To do. Which of the lines below include "subconj"? Each one should be copied out.

Exercise material.

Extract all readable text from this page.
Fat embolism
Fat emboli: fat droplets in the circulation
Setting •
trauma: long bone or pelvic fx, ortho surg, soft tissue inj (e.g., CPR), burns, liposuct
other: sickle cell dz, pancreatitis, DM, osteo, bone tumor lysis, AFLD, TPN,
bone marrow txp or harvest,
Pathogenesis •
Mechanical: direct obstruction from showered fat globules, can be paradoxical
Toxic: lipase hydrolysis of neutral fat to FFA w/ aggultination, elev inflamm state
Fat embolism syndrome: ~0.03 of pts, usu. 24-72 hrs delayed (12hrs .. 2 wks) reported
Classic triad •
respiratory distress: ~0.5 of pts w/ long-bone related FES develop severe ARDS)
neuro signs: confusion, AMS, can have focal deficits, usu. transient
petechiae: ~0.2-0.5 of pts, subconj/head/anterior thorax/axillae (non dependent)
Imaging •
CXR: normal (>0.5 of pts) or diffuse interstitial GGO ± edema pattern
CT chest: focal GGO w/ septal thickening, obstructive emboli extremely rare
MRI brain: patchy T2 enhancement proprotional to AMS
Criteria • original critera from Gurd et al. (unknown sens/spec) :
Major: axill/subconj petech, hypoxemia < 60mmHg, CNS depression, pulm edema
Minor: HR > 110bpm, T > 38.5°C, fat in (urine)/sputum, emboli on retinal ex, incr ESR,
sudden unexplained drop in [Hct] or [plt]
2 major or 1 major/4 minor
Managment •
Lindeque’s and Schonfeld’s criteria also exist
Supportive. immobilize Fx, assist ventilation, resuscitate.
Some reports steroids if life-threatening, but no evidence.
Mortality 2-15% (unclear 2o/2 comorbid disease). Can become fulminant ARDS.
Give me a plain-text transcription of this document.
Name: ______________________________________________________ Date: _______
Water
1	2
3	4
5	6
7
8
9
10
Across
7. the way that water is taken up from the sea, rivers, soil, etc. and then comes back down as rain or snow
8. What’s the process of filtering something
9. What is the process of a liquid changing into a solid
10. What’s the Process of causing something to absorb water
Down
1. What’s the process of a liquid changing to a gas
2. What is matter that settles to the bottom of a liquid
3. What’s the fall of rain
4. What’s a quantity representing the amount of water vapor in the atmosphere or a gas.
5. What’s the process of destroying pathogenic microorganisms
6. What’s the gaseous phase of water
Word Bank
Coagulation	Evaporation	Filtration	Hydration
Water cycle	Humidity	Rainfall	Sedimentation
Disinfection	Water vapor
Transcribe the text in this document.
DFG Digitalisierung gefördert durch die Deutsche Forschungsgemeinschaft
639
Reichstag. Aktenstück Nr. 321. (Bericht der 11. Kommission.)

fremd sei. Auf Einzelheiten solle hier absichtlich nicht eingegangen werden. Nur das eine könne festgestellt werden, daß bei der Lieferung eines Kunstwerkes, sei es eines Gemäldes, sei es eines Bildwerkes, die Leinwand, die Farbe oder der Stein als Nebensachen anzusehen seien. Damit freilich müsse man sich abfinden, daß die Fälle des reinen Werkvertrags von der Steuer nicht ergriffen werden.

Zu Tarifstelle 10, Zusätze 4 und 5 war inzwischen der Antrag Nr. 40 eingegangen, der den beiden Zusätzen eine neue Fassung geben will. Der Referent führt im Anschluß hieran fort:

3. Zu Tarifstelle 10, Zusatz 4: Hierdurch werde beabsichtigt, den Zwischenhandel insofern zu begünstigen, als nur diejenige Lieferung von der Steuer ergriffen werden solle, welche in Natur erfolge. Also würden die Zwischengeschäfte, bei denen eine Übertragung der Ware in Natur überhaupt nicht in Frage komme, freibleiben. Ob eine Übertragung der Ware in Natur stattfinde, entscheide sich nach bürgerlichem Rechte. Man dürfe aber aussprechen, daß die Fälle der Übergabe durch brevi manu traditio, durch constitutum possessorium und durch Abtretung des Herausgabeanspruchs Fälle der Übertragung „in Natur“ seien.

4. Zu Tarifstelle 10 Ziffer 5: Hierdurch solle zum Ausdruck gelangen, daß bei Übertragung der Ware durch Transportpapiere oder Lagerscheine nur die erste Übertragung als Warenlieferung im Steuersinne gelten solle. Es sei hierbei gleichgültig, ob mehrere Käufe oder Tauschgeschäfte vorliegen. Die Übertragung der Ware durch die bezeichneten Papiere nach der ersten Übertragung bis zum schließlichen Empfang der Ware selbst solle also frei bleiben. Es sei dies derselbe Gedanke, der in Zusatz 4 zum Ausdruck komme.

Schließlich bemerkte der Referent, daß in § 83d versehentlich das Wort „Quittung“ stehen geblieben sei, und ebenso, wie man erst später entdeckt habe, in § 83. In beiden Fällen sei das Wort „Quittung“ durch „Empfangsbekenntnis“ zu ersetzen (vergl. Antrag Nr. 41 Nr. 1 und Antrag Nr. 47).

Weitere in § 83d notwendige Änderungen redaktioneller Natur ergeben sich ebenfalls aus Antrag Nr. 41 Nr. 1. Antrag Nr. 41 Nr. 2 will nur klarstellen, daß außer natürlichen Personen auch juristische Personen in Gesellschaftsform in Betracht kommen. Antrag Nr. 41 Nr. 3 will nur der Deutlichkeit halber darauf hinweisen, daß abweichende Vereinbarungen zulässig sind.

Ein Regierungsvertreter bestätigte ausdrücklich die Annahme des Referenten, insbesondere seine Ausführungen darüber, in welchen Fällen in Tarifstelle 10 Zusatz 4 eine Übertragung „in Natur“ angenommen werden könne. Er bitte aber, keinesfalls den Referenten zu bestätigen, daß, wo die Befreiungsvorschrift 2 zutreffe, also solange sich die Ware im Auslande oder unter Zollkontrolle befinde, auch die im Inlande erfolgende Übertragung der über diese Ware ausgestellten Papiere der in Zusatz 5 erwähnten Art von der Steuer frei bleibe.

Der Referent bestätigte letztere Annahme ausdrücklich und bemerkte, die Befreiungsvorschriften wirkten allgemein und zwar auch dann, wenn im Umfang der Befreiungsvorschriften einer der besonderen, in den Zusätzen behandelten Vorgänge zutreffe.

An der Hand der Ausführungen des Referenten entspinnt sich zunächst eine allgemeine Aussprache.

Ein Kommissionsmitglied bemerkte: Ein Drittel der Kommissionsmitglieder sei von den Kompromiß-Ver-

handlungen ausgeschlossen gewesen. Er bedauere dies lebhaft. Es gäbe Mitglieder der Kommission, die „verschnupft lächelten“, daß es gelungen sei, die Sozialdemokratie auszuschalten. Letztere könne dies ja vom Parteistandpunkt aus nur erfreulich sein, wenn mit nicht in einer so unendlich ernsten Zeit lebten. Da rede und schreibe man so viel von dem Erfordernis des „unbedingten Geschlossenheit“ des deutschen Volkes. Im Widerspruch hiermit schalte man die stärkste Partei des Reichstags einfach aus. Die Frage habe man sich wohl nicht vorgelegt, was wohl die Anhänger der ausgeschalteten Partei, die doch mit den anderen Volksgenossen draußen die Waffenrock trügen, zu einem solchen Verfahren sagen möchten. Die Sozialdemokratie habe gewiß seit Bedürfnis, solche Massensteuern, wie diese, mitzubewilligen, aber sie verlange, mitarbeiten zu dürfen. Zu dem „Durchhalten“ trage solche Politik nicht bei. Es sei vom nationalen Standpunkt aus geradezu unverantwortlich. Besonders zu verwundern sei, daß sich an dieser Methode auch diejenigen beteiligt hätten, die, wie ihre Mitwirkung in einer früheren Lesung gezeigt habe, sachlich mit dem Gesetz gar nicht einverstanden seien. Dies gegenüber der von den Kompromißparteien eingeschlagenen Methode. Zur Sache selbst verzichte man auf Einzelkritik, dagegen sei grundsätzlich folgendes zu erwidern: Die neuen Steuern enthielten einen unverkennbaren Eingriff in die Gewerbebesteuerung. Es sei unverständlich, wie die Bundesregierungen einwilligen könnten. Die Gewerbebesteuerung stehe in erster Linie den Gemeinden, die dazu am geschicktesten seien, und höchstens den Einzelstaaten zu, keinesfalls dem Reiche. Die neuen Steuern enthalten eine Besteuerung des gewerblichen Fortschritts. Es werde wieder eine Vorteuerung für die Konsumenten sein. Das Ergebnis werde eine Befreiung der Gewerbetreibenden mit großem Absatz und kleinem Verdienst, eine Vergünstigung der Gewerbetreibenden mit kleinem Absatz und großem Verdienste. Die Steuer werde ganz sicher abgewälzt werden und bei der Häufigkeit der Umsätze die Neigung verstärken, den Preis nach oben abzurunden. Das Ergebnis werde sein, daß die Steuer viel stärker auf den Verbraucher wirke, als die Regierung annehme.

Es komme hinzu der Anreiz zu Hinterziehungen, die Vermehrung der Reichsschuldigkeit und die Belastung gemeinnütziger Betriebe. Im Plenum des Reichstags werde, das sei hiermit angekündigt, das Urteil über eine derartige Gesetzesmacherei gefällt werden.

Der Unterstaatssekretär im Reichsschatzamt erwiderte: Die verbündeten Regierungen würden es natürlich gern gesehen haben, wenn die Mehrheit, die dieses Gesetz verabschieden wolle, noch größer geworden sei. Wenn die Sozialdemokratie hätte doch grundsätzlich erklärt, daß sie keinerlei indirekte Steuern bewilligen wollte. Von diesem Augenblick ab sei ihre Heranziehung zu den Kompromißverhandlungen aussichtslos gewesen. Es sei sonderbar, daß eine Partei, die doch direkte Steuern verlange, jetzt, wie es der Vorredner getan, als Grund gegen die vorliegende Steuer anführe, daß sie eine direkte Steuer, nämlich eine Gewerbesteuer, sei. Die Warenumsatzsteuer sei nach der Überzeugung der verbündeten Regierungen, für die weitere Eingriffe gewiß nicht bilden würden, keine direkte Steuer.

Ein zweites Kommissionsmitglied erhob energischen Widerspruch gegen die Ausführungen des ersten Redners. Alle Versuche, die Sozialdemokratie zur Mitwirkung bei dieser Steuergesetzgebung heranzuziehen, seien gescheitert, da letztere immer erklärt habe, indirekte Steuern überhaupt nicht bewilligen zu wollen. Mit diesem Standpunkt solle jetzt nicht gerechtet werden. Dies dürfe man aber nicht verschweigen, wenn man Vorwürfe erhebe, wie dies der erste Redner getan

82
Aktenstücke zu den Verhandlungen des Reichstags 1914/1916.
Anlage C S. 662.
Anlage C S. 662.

Response to this exercise.
petechiae: ~0.2-0.5 of pts, subconj/head/anterior thorax/axillae (non dependent)
Major: axill/subconj petech, hypoxemia < 60mmHg, CNS depression, pulm edema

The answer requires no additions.